* GIVEN PROBLEM *
Copy out all the entries exactly.

>> Start ENTRIES PROVIDED

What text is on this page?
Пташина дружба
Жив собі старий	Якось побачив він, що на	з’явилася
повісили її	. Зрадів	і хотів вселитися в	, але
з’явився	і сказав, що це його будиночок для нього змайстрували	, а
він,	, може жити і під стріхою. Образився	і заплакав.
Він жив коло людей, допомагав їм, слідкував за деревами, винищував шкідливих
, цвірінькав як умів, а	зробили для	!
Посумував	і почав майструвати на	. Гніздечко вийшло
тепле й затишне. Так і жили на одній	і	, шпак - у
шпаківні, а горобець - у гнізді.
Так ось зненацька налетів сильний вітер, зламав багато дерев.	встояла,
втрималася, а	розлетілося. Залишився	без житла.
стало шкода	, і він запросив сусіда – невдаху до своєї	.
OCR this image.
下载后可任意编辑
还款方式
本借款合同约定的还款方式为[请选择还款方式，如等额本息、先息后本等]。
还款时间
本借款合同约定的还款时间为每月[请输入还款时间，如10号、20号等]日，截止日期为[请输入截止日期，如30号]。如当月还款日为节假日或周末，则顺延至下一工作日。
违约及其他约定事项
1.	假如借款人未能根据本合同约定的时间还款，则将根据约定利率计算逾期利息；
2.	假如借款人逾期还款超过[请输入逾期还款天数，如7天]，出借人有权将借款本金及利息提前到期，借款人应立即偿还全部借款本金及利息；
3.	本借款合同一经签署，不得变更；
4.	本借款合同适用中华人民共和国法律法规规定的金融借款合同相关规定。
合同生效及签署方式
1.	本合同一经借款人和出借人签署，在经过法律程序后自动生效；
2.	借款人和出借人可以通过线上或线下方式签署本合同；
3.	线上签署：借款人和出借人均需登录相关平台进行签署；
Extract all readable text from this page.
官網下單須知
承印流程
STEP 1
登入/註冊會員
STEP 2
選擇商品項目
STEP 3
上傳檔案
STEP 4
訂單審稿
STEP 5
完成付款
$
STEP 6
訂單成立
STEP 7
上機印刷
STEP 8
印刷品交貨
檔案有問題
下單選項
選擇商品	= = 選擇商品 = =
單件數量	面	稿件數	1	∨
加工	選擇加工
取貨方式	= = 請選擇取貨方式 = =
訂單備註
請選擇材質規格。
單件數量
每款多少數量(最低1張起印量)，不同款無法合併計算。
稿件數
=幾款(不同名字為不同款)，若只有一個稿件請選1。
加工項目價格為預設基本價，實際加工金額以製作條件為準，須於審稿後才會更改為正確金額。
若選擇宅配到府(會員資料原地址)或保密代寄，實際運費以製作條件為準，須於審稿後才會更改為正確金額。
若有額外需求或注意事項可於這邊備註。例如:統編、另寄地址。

>> End ENTRIES PROVIDED

* FULL OUTPUT *
What text is on this page?
Пташина дружба
Жив собі старий	Якось побачив він, що на	з’явилася
повісили її	. Зрадів	і хотів вселитися в	, але
з’явився	і сказав, що це його будиночок для нього змайстрували	, а
він,	, може жити і під стріхою. Образився	і заплакав.
Він жив коло людей, допомагав їм, слідкував за деревами, винищував шкідливих
, цвірінькав як умів, а	зробили для	!
Посумував	і почав майструвати на	. Гніздечко вийшло
тепле й затишне. Так і жили на одній	і	, шпак - у
шпаківні, а горобець - у гнізді.
Так ось зненацька налетів сильний вітер, зламав багато дерев.	встояла,
втрималася, а	розлетілося. Залишився	без житла.
стало шкода	, і він запросив сусіда – невдаху до своєї	.
OCR this image.
下载后可任意编辑
还款方式
本借款合同约定的还款方式为[请选择还款方式，如等额本息、先息后本等]。
还款时间
本借款合同约定的还款时间为每月[请输入还款时间，如10号、20号等]日，截止日期为[请输入截止日期，如30号]。如当月还款日为节假日或周末，则顺延至下一工作日。
违约及其他约定事项
1.	假如借款人未能根据本合同约定的时间还款，则将根据约定利率计算逾期利息；
2.	假如借款人逾期还款超过[请输入逾期还款天数，如7天]，出借人有权将借款本金及利息提前到期，借款人应立即偿还全部借款本金及利息；
3.	本借款合同一经签署，不得变更；
4.	本借款合同适用中华人民共和国法律法规规定的金融借款合同相关规定。
合同生效及签署方式
1.	本合同一经借款人和出借人签署，在经过法律程序后自动生效；
2.	借款人和出借人可以通过线上或线下方式签署本合同；
3.	线上签署：借款人和出借人均需登录相关平台进行签署；
Extract all readable text from this page.
官網下單須知
承印流程
STEP 1
登入/註冊會員
STEP 2
選擇商品項目
STEP 3
上傳檔案
STEP 4
訂單審稿
STEP 5
完成付款
$
STEP 6
訂單成立
STEP 7
上機印刷
STEP 8
印刷品交貨
檔案有問題
下單選項
選擇商品	= = 選擇商品 = =
單件數量	面	稿件數	1	∨
加工	選擇加工
取貨方式	= = 請選擇取貨方式 = =
訂單備註
請選擇材質規格。
單件數量
每款多少數量(最低1張起印量)，不同款無法合併計算。
稿件數
=幾款(不同名字為不同款)，若只有一個稿件請選1。
加工項目價格為預設基本價，實際加工金額以製作條件為準，須於審稿後才會更改為正確金額。
若選擇宅配到府(會員資料原地址)或保密代寄，實際運費以製作條件為準，須於審稿後才會更改為正確金額。
若有額外需求或注意事項可於這邊備註。例如:統編、另寄地址。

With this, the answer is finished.